Data entries
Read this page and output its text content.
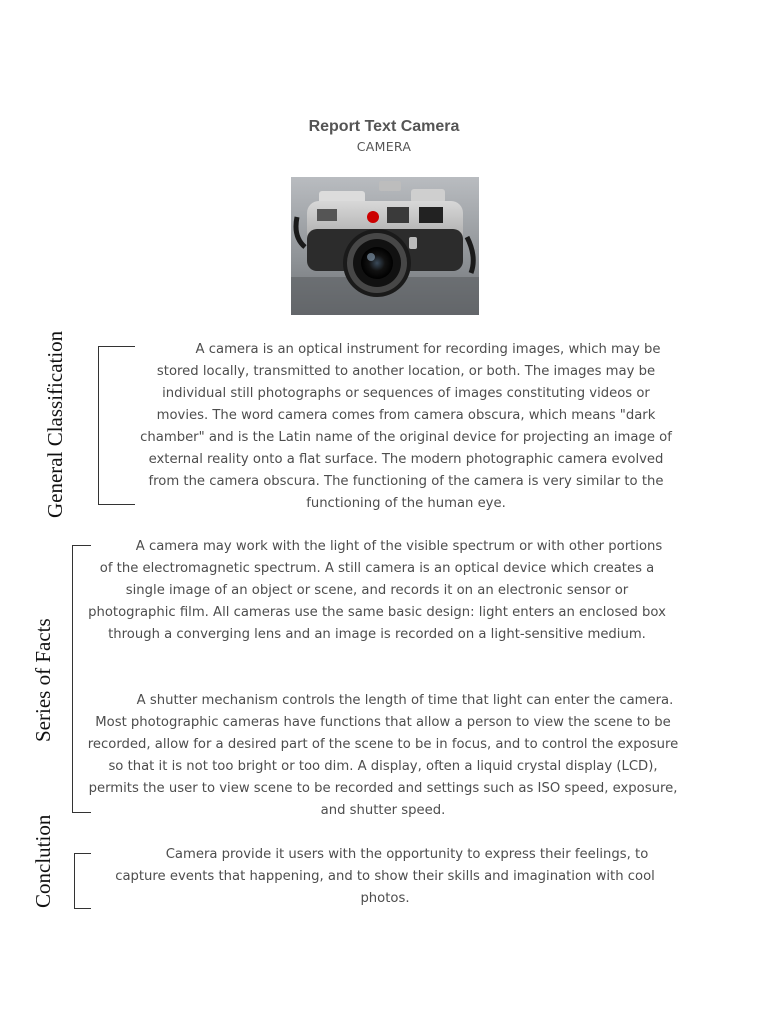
Report Text Camera
CAMERA
General Classification
Series of Facts
Conclution

A camera is an optical instrument for recording images, which may be stored locally, transmitted to another location, or both. The images may be individual still photographs or sequences of images constituting videos or movies. The word camera comes from camera obscura, which means "dark chamber" and is the Latin name of the original device for projecting an image of external reality onto a flat surface. The modern photographic camera evolved from the camera obscura. The functioning of the camera is very similar to the functioning of the human eye.

A camera may work with the light of the visible spectrum or with other portions of the electromagnetic spectrum. A still camera is an optical device which creates a single image of an object or scene, and records it on an electronic sensor or photographic film. All cameras use the same basic design: light enters an enclosed box through a converging lens and an image is recorded on a light-sensitive medium.

A shutter mechanism controls the length of time that light can enter the camera. Most photographic cameras have functions that allow a person to view the scene to be recorded, allow for a desired part of the scene to be in focus, and to control the exposure so that it is not too bright or too dim. A display, often a liquid crystal display (LCD), permits the user to view scene to be recorded and settings such as ISO speed, exposure, and shutter speed.

Camera provide it users with the opportunity to express their feelings, to capture events that happening, and to show their skills and imagination with cool photos.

## Direction
Show all lines from the listing above in which "that" appears.

## Solution to the exercise
A shutter mechanism controls the length of time that light can enter the camera. Most photographic cameras have functions that allow a person to view the scene to be recorded, allow for a desired part of the scene to be in focus, and to control the exposure so that it is not too bright or too dim. A display, often a liquid crystal display (LCD), permits the user to view scene to be recorded and settings such as ISO speed, exposure, and shutter speed.
Camera provide it users with the opportunity to express their feelings, to capture events that happening, and to show their skills and imagination with cool photos.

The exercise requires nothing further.